## EXERCISE OBJECTIVE
Look through the material below, count the lines containing the word "screenshot", and state only the count.

[Records excerpted from a collection]

"""

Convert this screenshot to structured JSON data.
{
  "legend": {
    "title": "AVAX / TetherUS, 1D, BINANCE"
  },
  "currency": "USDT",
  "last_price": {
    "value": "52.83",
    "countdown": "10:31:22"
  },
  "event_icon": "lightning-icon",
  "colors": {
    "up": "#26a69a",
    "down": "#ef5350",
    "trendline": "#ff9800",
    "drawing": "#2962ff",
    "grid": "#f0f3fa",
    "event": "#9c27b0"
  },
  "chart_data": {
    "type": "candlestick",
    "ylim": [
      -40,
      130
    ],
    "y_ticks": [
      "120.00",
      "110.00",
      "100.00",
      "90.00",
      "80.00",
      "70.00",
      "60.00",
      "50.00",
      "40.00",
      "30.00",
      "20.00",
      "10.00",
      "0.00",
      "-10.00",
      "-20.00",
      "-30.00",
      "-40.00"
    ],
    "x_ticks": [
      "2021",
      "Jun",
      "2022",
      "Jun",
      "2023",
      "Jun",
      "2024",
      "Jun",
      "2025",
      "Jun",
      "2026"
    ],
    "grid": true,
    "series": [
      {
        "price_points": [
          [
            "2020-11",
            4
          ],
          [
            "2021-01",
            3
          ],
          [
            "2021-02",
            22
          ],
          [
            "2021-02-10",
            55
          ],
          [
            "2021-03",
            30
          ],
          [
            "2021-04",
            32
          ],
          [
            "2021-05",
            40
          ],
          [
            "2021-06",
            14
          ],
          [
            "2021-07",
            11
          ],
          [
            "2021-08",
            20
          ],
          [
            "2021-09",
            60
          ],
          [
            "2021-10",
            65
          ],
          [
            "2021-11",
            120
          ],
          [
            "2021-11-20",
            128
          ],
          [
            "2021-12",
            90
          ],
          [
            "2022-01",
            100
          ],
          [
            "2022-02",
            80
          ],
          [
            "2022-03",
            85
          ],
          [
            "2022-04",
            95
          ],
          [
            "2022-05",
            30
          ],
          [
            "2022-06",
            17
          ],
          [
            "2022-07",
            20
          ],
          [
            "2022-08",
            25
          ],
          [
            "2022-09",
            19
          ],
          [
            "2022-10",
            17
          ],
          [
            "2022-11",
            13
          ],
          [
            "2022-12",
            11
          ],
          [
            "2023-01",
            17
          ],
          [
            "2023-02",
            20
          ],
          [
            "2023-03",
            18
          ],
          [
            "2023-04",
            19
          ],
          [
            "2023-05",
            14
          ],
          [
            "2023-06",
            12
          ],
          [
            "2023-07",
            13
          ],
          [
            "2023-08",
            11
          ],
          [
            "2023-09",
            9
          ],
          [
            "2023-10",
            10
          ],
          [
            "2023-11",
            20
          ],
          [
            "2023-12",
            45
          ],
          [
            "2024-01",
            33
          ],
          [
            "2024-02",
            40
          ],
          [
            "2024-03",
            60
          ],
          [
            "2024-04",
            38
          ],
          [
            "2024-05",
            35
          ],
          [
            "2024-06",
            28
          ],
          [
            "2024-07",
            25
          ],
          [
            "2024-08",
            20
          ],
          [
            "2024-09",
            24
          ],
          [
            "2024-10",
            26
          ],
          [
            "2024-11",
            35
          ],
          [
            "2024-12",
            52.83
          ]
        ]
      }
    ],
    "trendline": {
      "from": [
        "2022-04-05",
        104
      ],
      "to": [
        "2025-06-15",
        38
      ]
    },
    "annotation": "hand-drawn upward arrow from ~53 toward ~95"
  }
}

"""
"""

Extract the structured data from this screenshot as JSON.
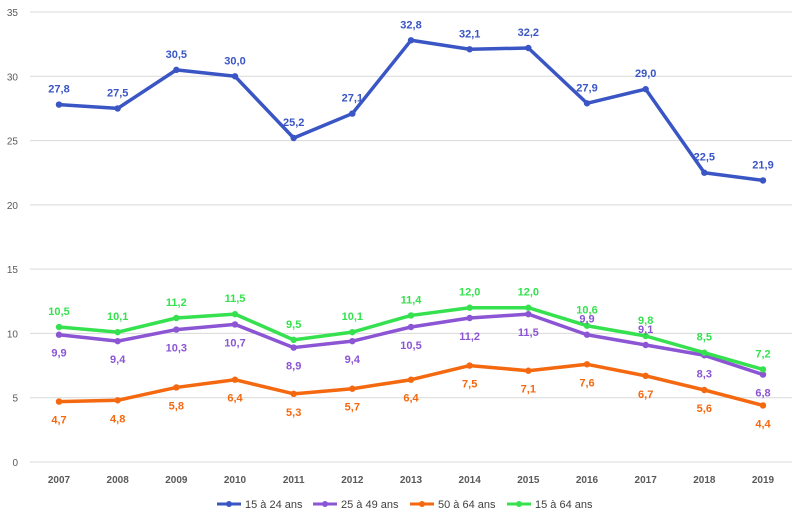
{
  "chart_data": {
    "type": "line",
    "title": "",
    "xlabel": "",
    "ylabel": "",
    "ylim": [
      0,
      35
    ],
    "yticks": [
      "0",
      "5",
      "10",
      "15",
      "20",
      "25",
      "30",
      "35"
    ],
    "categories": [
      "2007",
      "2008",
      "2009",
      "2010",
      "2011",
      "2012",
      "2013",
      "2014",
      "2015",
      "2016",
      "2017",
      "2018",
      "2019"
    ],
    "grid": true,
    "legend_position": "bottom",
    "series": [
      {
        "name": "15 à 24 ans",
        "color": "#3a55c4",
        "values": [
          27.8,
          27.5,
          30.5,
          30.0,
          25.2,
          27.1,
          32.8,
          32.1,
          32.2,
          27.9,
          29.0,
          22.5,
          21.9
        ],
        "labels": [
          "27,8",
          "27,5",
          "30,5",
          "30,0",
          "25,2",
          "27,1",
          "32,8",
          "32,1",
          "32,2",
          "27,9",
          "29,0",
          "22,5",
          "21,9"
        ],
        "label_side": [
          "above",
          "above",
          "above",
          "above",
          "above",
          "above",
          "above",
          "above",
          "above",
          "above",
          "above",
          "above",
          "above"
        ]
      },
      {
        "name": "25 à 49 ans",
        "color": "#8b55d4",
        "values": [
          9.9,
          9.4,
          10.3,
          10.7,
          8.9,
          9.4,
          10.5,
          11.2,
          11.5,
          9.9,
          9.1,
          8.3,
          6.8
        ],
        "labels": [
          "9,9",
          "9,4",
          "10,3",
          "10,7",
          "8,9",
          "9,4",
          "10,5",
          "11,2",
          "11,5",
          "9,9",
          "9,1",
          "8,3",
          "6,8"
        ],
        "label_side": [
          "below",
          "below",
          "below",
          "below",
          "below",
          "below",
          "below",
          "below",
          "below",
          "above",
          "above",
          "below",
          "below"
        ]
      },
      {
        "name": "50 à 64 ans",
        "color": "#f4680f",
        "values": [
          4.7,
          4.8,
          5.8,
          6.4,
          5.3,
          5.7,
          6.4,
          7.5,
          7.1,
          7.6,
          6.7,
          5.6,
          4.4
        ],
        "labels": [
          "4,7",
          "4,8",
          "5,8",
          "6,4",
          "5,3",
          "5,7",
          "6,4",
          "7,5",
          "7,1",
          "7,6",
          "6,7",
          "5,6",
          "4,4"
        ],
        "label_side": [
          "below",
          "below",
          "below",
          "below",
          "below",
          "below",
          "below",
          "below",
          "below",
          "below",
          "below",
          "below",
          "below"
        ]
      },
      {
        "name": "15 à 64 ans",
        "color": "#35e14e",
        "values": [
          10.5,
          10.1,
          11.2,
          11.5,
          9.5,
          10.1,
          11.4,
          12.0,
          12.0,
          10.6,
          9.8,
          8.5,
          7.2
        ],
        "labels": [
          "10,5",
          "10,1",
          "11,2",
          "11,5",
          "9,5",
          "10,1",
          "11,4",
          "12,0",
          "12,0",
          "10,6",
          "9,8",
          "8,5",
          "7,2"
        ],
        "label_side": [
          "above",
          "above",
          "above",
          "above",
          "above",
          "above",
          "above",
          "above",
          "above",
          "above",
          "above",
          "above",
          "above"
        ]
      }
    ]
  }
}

"""

## ANSWER FOR THIS EXERCISE
2